### PROBLEM DESCRIPTION
From the entries that follow, gather each line holding the word "тапшырылған".

>> Start EXTRACTED INFORMATION

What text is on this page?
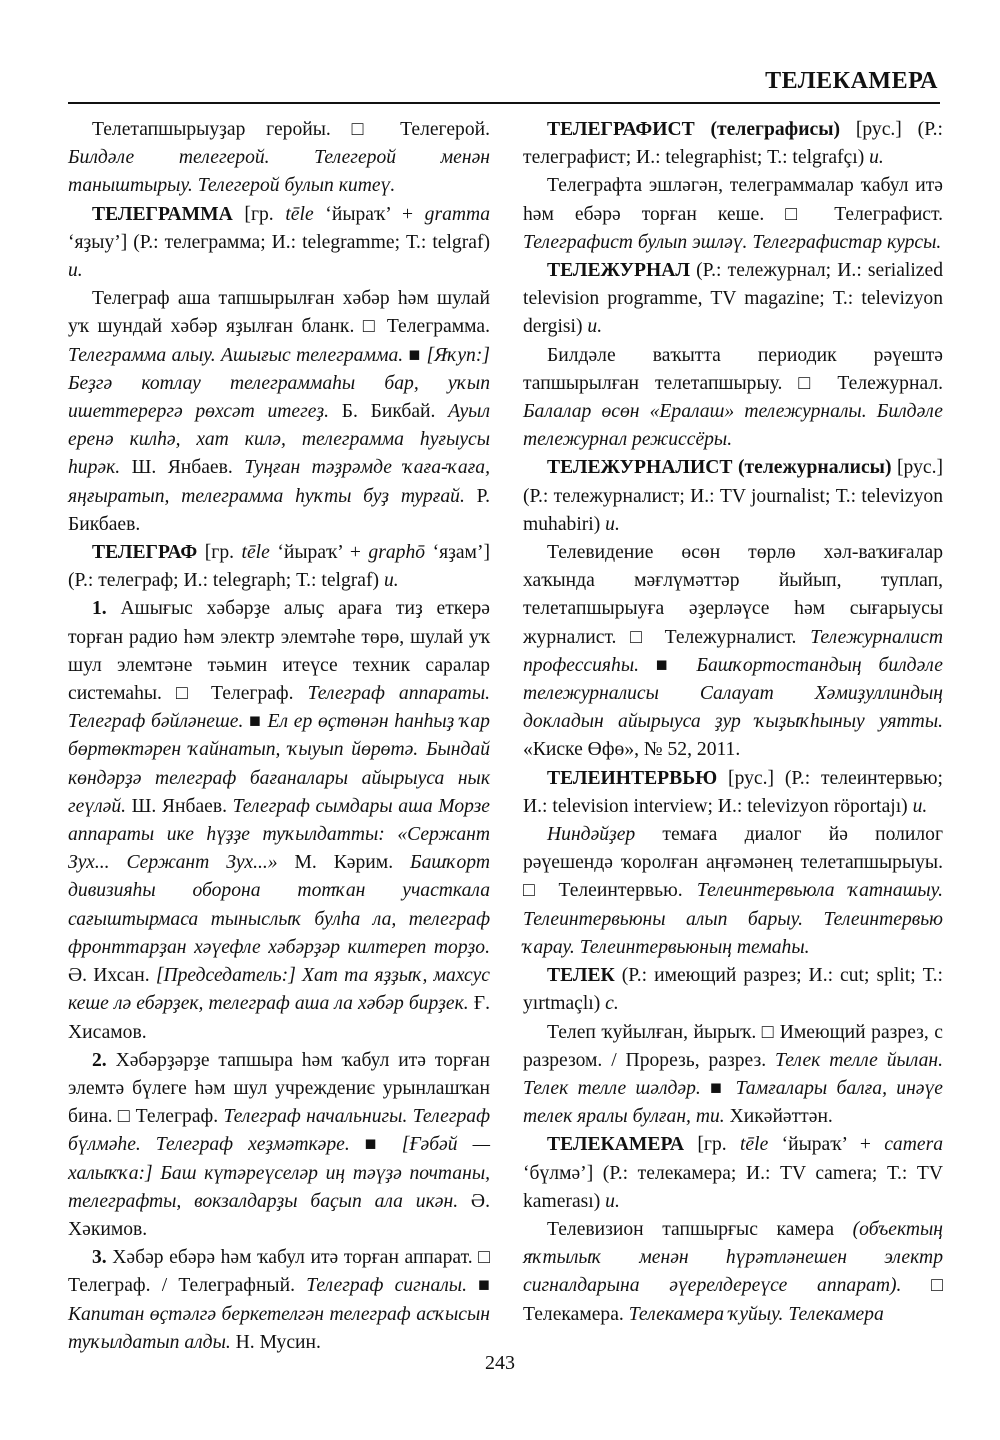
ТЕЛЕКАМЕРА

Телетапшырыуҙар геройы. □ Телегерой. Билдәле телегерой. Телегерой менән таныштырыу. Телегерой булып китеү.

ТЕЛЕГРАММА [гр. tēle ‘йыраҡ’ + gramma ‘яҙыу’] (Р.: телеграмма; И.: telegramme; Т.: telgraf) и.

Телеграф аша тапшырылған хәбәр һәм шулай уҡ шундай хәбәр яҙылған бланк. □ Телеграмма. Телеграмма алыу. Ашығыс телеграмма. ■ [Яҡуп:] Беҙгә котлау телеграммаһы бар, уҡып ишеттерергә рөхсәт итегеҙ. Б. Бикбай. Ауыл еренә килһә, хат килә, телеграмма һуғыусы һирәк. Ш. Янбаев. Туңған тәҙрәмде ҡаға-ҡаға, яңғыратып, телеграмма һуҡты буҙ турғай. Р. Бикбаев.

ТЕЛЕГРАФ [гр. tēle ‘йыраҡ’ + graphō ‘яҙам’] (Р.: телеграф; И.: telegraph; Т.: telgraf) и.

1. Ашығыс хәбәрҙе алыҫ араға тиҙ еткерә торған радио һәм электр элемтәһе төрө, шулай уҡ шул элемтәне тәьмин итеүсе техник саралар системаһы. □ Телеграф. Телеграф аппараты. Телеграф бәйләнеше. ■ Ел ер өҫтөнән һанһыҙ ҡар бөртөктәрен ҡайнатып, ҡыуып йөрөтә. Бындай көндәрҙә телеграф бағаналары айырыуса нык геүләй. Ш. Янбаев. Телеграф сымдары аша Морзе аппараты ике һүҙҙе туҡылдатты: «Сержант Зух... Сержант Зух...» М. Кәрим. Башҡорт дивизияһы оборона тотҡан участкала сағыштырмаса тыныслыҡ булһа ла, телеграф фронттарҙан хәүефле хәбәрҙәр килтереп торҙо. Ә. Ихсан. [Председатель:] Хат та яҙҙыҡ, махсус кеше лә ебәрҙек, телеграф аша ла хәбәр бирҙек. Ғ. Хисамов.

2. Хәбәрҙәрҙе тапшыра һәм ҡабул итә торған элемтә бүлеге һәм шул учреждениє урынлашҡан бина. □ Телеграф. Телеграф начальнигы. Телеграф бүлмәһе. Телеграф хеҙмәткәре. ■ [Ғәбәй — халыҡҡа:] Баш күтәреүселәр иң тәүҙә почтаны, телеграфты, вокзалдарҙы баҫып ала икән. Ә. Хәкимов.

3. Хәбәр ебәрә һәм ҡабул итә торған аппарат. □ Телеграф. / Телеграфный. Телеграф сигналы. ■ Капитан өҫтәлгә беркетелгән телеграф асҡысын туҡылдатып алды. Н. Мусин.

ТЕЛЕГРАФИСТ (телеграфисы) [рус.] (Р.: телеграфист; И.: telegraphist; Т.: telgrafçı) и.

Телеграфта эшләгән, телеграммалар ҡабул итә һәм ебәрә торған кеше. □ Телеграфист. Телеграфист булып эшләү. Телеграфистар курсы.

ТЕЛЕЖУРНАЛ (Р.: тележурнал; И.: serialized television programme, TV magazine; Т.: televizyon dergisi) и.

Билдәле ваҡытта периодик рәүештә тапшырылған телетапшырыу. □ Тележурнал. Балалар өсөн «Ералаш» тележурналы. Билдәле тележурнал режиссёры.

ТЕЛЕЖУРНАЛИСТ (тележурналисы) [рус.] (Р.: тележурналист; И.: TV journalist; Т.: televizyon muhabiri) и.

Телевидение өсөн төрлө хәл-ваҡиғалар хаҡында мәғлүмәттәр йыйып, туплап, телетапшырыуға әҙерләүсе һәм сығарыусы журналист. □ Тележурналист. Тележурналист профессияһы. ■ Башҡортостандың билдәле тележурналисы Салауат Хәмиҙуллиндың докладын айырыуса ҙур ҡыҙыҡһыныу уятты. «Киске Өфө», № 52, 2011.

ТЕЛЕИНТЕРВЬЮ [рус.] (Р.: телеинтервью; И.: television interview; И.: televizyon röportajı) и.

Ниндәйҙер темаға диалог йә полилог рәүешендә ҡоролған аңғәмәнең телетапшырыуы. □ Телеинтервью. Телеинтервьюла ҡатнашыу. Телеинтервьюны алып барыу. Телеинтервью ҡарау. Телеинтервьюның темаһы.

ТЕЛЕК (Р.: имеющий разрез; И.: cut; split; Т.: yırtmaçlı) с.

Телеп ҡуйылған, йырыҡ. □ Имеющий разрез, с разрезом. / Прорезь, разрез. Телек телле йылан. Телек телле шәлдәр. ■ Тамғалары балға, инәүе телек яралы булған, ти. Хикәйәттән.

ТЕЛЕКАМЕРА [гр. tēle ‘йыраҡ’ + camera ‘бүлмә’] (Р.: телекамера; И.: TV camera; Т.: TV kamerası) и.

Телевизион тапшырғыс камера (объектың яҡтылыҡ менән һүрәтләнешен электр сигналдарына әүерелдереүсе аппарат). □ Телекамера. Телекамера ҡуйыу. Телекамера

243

>> End EXTRACTED INFORMATION

### OUTPUT OF THE EXERCISE
Телеграф аша тапшырылған хәбәр һәм шулай уҡ шундай хәбәр яҙылған бланк. □ Телеграмма. Телеграмма алыу. Ашығыс телеграмма. ■ [Яҡуп:] Беҙгә котлау телеграммаһы бар, уҡып ишеттерергә рөхсәт итегеҙ. Б. Бикбай. Ауыл еренә килһә, хат килә, телеграмма һуғыусы һирәк. Ш. Янбаев. Туңған тәҙрәмде ҡаға-ҡаға, яңғыратып, телеграмма һуҡты буҙ турғай. Р. Бикбаев.
Билдәле ваҡытта периодик рәүештә тапшырылған телетапшырыу. □ Тележурнал. Балалар өсөн «Ералаш» тележурналы. Билдәле тележурнал режиссёры.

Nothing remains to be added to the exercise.